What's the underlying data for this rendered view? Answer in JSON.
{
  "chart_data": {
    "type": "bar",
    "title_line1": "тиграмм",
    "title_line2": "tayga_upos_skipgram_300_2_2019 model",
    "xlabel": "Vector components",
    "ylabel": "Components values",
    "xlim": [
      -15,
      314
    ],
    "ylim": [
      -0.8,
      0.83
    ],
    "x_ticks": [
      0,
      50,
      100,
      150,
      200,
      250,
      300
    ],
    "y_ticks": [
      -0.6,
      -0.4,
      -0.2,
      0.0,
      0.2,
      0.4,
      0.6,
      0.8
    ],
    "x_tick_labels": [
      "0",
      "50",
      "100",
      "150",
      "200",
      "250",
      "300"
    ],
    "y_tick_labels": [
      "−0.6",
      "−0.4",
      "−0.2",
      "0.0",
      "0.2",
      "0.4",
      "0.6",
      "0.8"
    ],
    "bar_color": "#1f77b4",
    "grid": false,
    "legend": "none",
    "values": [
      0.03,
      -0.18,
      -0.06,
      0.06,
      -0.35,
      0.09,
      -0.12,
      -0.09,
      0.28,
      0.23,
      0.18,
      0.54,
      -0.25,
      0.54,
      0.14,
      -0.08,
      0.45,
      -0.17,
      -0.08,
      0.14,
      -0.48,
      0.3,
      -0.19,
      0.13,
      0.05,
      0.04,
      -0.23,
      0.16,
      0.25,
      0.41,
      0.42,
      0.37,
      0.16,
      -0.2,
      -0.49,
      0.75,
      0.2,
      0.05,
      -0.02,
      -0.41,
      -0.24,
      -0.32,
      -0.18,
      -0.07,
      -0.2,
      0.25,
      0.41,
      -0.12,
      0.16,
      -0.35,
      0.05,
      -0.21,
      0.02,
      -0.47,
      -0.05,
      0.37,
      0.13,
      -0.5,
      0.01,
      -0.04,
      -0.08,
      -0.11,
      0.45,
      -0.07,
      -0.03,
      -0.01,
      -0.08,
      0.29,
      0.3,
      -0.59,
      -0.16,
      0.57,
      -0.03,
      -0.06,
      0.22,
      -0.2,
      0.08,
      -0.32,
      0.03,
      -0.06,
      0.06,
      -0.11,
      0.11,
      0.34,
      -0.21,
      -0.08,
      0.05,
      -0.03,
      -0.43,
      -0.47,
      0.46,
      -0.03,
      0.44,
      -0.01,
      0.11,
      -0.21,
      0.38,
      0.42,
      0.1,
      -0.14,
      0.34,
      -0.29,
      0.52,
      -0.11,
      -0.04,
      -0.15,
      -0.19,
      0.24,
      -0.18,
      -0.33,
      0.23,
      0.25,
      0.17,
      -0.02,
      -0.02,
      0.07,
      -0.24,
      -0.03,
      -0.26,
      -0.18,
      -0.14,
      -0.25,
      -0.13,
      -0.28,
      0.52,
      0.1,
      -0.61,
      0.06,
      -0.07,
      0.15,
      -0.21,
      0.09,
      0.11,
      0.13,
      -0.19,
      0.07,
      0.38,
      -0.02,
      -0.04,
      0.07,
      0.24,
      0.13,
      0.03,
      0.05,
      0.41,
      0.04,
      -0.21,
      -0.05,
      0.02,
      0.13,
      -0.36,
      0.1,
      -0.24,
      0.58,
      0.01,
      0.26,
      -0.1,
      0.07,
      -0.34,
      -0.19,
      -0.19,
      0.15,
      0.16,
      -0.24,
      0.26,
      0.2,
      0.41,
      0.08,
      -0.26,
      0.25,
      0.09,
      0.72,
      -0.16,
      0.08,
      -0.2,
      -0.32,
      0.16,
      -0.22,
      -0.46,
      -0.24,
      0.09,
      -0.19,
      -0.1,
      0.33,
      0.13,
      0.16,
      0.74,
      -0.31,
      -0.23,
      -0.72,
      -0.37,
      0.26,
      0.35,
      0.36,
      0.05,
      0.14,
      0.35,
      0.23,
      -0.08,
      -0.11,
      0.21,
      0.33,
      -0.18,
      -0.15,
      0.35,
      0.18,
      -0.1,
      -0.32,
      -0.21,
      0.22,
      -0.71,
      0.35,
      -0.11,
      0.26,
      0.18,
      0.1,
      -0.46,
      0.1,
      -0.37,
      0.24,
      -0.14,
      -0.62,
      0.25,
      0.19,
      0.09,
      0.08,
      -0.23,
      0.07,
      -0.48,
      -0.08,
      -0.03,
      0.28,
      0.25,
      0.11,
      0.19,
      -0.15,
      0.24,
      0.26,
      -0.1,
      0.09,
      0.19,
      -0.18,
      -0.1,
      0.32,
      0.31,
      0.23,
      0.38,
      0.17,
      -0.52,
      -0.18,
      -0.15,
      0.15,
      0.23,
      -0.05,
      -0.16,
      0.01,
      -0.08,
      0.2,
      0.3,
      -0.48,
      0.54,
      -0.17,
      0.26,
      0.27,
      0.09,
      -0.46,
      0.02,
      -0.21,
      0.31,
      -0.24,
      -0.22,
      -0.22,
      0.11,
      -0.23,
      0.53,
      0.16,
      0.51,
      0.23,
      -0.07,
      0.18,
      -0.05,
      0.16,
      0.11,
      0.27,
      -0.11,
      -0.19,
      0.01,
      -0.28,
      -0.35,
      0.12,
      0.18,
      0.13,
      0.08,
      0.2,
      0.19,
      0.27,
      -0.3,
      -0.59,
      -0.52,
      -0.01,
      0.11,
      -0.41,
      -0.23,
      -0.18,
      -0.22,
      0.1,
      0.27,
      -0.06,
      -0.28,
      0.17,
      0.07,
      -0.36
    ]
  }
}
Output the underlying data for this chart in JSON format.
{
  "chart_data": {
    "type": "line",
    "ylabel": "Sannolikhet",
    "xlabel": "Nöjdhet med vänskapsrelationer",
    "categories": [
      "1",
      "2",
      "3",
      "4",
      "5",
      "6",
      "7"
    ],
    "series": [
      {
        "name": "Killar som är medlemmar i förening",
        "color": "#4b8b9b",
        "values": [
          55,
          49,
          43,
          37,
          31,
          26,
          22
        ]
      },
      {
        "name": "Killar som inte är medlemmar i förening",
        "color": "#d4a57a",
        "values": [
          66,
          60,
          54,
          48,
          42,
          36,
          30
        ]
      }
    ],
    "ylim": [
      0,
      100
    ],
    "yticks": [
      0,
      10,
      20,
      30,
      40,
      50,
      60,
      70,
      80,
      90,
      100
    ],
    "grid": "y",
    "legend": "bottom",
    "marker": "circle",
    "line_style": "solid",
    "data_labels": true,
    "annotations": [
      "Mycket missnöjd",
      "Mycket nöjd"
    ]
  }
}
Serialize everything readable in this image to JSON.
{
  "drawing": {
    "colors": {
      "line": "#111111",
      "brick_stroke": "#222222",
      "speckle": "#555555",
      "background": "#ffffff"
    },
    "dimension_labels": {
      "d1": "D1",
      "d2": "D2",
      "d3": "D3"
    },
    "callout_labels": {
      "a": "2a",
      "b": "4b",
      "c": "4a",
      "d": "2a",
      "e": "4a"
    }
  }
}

■ Prompt: Copy all the records above exactly, missing none.

■ Output:
What's the underlying data for this rendered view? Answer in JSON.
{
  "chart_data": {
    "type": "bar",
    "title_line1": "тиграмм",
    "title_line2": "tayga_upos_skipgram_300_2_2019 model",
    "xlabel": "Vector components",
    "ylabel": "Components values",
    "xlim": [
      -15,
      314
    ],
    "ylim": [
      -0.8,
      0.83
    ],
    "x_ticks": [
      0,
      50,
      100,
      150,
      200,
      250,
      300
    ],
    "y_ticks": [
      -0.6,
      -0.4,
      -0.2,
      0.0,
      0.2,
      0.4,
      0.6,
      0.8
    ],
    "x_tick_labels": [
      "0",
      "50",
      "100",
      "150",
      "200",
      "250",
      "300"
    ],
    "y_tick_labels": [
      "−0.6",
      "−0.4",
      "−0.2",
      "0.0",
      "0.2",
      "0.4",
      "0.6",
      "0.8"
    ],
    "bar_color": "#1f77b4",
    "grid": false,
    "legend": "none",
    "values": [
      0.03,
      -0.18,
      -0.06,
      0.06,
      -0.35,
      0.09,
      -0.12,
      -0.09,
      0.28,
      0.23,
      0.18,
      0.54,
      -0.25,
      0.54,
      0.14,
      -0.08,
      0.45,
      -0.17,
      -0.08,
      0.14,
      -0.48,
      0.3,
      -0.19,
      0.13,
      0.05,
      0.04,
      -0.23,
      0.16,
      0.25,
      0.41,
      0.42,
      0.37,
      0.16,
      -0.2,
      -0.49,
      0.75,
      0.2,
      0.05,
      -0.02,
      -0.41,
      -0.24,
      -0.32,
      -0.18,
      -0.07,
      -0.2,
      0.25,
      0.41,
      -0.12,
      0.16,
      -0.35,
      0.05,
      -0.21,
      0.02,
      -0.47,
      -0.05,
      0.37,
      0.13,
      -0.5,
      0.01,
      -0.04,
      -0.08,
      -0.11,
      0.45,
      -0.07,
      -0.03,
      -0.01,
      -0.08,
      0.29,
      0.3,
      -0.59,
      -0.16,
      0.57,
      -0.03,
      -0.06,
      0.22,
      -0.2,
      0.08,
      -0.32,
      0.03,
      -0.06,
      0.06,
      -0.11,
      0.11,
      0.34,
      -0.21,
      -0.08,
      0.05,
      -0.03,
      -0.43,
      -0.47,
      0.46,
      -0.03,
      0.44,
      -0.01,
      0.11,
      -0.21,
      0.38,
      0.42,
      0.1,
      -0.14,
      0.34,
      -0.29,
      0.52,
      -0.11,
      -0.04,
      -0.15,
      -0.19,
      0.24,
      -0.18,
      -0.33,
      0.23,
      0.25,
      0.17,
      -0.02,
      -0.02,
      0.07,
      -0.24,
      -0.03,
      -0.26,
      -0.18,
      -0.14,
      -0.25,
      -0.13,
      -0.28,
      0.52,
      0.1,
      -0.61,
      0.06,
      -0.07,
      0.15,
      -0.21,
      0.09,
      0.11,
      0.13,
      -0.19,
      0.07,
      0.38,
      -0.02,
      -0.04,
      0.07,
      0.24,
      0.13,
      0.03,
      0.05,
      0.41,
      0.04,
      -0.21,
      -0.05,
      0.02,
      0.13,
      -0.36,
      0.1,
      -0.24,
      0.58,
      0.01,
      0.26,
      -0.1,
      0.07,
      -0.34,
      -0.19,
      -0.19,
      0.15,
      0.16,
      -0.24,
      0.26,
      0.2,
      0.41,
      0.08,
      -0.26,
      0.25,
      0.09,
      0.72,
      -0.16,
      0.08,
      -0.2,
      -0.32,
      0.16,
      -0.22,
      -0.46,
      -0.24,
      0.09,
      -0.19,
      -0.1,
      0.33,
      0.13,
      0.16,
      0.74,
      -0.31,
      -0.23,
      -0.72,
      -0.37,
      0.26,
      0.35,
      0.36,
      0.05,
      0.14,
      0.35,
      0.23,
      -0.08,
      -0.11,
      0.21,
      0.33,
      -0.18,
      -0.15,
      0.35,
      0.18,
      -0.1,
      -0.32,
      -0.21,
      0.22,
      -0.71,
      0.35,
      -0.11,
      0.26,
      0.18,
      0.1,
      -0.46,
      0.1,
      -0.37,
      0.24,
      -0.14,
      -0.62,
      0.25,
      0.19,
      0.09,
      0.08,
      -0.23,
      0.07,
      -0.48,
      -0.08,
      -0.03,
      0.28,
      0.25,
      0.11,
      0.19,
      -0.15,
      0.24,
      0.26,
      -0.1,
      0.09,
      0.19,
      -0.18,
      -0.1,
      0.32,
      0.31,
      0.23,
      0.38,
      0.17,
      -0.52,
      -0.18,
      -0.15,
      0.15,
      0.23,
      -0.05,
      -0.16,
      0.01,
      -0.08,
      0.2,
      0.3,
      -0.48,
      0.54,
      -0.17,
      0.26,
      0.27,
      0.09,
      -0.46,
      0.02,
      -0.21,
      0.31,
      -0.24,
      -0.22,
      -0.22,
      0.11,
      -0.23,
      0.53,
      0.16,
      0.51,
      0.23,
      -0.07,
      0.18,
      -0.05,
      0.16,
      0.11,
      0.27,
      -0.11,
      -0.19,
      0.01,
      -0.28,
      -0.35,
      0.12,
      0.18,
      0.13,
      0.08,
      0.2,
      0.19,
      0.27,
      -0.3,
      -0.59,
      -0.52,
      -0.01,
      0.11,
      -0.41,
      -0.23,
      -0.18,
      -0.22,
      0.1,
      0.27,
      -0.06,
      -0.28,
      0.17,
      0.07,
      -0.36
    ]
  }
}
Output the underlying data for this chart in JSON format.
{
  "chart_data": {
    "type": "line",
    "ylabel": "Sannolikhet",
    "xlabel": "Nöjdhet med vänskapsrelationer",
    "categories": [
      "1",
      "2",
      "3",
      "4",
      "5",
      "6",
      "7"
    ],
    "series": [
      {
        "name": "Killar som är medlemmar i förening",
        "color": "#4b8b9b",
        "values": [
          55,
          49,
          43,
          37,
          31,
          26,
          22
        ]
      },
      {
        "name": "Killar som inte är medlemmar i förening",
        "color": "#d4a57a",
        "values": [
          66,
          60,
          54,
          48,
          42,
          36,
          30
        ]
      }
    ],
    "ylim": [
      0,
      100
    ],
    "yticks": [
      0,
      10,
      20,
      30,
      40,
      50,
      60,
      70,
      80,
      90,
      100
    ],
    "grid": "y",
    "legend": "bottom",
    "marker": "circle",
    "line_style": "solid",
    "data_labels": true,
    "annotations": [
      "Mycket missnöjd",
      "Mycket nöjd"
    ]
  }
}
Serialize everything readable in this image to JSON.
{
  "drawing": {
    "colors": {
      "line": "#111111",
      "brick_stroke": "#222222",
      "speckle": "#555555",
      "background": "#ffffff"
    },
    "dimension_labels": {
      "d1": "D1",
      "d2": "D2",
      "d3": "D3"
    },
    "callout_labels": {
      "a": "2a",
      "b": "4b",
      "c": "4a",
      "d": "2a",
      "e": "4a"
    }
  }
}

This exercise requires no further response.